Task instructions
Select every line below containing the word "Sussex".

Lines of data

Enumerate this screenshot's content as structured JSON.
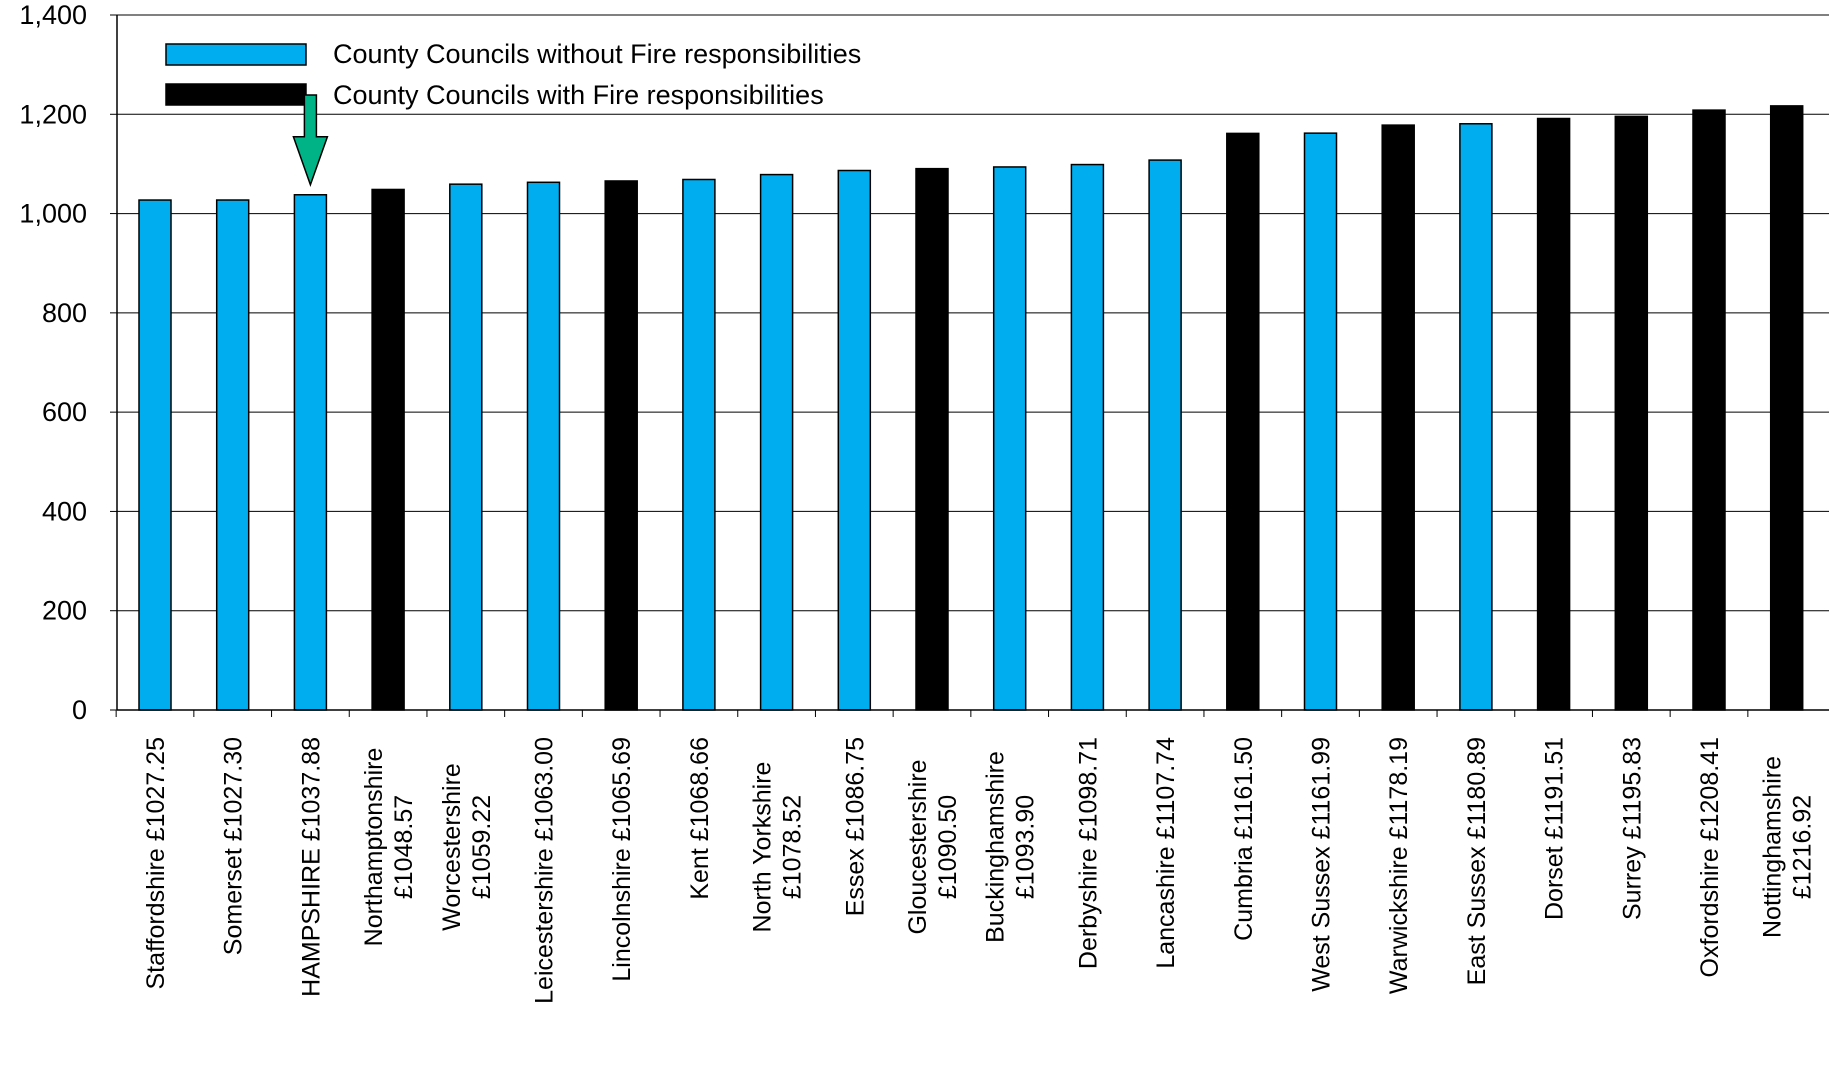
{
  "chart_data": {
    "type": "bar",
    "ylim": [
      0,
      1400
    ],
    "y_ticks": [
      "0",
      "200",
      "400",
      "600",
      "800",
      "1,000",
      "1,200",
      "1,400"
    ],
    "y_tick_values": [
      0,
      200,
      400,
      600,
      800,
      1000,
      1200,
      1400
    ],
    "grid": true,
    "legend_position": "top-left",
    "series": [
      {
        "name": "County Councils without Fire responsibilities",
        "color": "#00aeef"
      },
      {
        "name": "County Councils with Fire responsibilities",
        "color": "#000000"
      }
    ],
    "categories": [
      {
        "label": [
          "Staffordshire £1027.25"
        ],
        "value": 1027.25,
        "series": 0
      },
      {
        "label": [
          "Somerset £1027.30"
        ],
        "value": 1027.3,
        "series": 0
      },
      {
        "label": [
          "HAMPSHIRE £1037.88"
        ],
        "value": 1037.88,
        "series": 0,
        "highlight": true
      },
      {
        "label": [
          "Northamptonshire",
          "£1048.57"
        ],
        "value": 1048.57,
        "series": 1
      },
      {
        "label": [
          "Worcestershire",
          "£1059.22"
        ],
        "value": 1059.22,
        "series": 0
      },
      {
        "label": [
          "Leicestershire £1063.00"
        ],
        "value": 1063.0,
        "series": 0
      },
      {
        "label": [
          "Lincolnshire £1065.69"
        ],
        "value": 1065.69,
        "series": 1
      },
      {
        "label": [
          "Kent £1068.66"
        ],
        "value": 1068.66,
        "series": 0
      },
      {
        "label": [
          "North Yorkshire",
          "£1078.52"
        ],
        "value": 1078.52,
        "series": 0
      },
      {
        "label": [
          "Essex £1086.75"
        ],
        "value": 1086.75,
        "series": 0
      },
      {
        "label": [
          "Gloucestershire",
          "£1090.50"
        ],
        "value": 1090.5,
        "series": 1
      },
      {
        "label": [
          "Buckinghamshire",
          "£1093.90"
        ],
        "value": 1093.9,
        "series": 0
      },
      {
        "label": [
          "Derbyshire £1098.71"
        ],
        "value": 1098.71,
        "series": 0
      },
      {
        "label": [
          "Lancashire £1107.74"
        ],
        "value": 1107.74,
        "series": 0
      },
      {
        "label": [
          "Cumbria £1161.50"
        ],
        "value": 1161.5,
        "series": 1
      },
      {
        "label": [
          "West Sussex £1161.99"
        ],
        "value": 1161.99,
        "series": 0
      },
      {
        "label": [
          "Warwickshire £1178.19"
        ],
        "value": 1178.19,
        "series": 1
      },
      {
        "label": [
          "East Sussex £1180.89"
        ],
        "value": 1180.89,
        "series": 0
      },
      {
        "label": [
          "Dorset £1191.51"
        ],
        "value": 1191.51,
        "series": 1
      },
      {
        "label": [
          "Surrey £1195.83"
        ],
        "value": 1195.83,
        "series": 1
      },
      {
        "label": [
          "Oxfordshire £1208.41"
        ],
        "value": 1208.41,
        "series": 1
      },
      {
        "label": [
          "Nottinghamshire",
          "£1216.92"
        ],
        "value": 1216.92,
        "series": 1
      }
    ],
    "highlight_arrow_color": "#00b386"
  }
}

Solution to this problem
          "West Sussex £1161.99"
          "East Sussex £1180.89"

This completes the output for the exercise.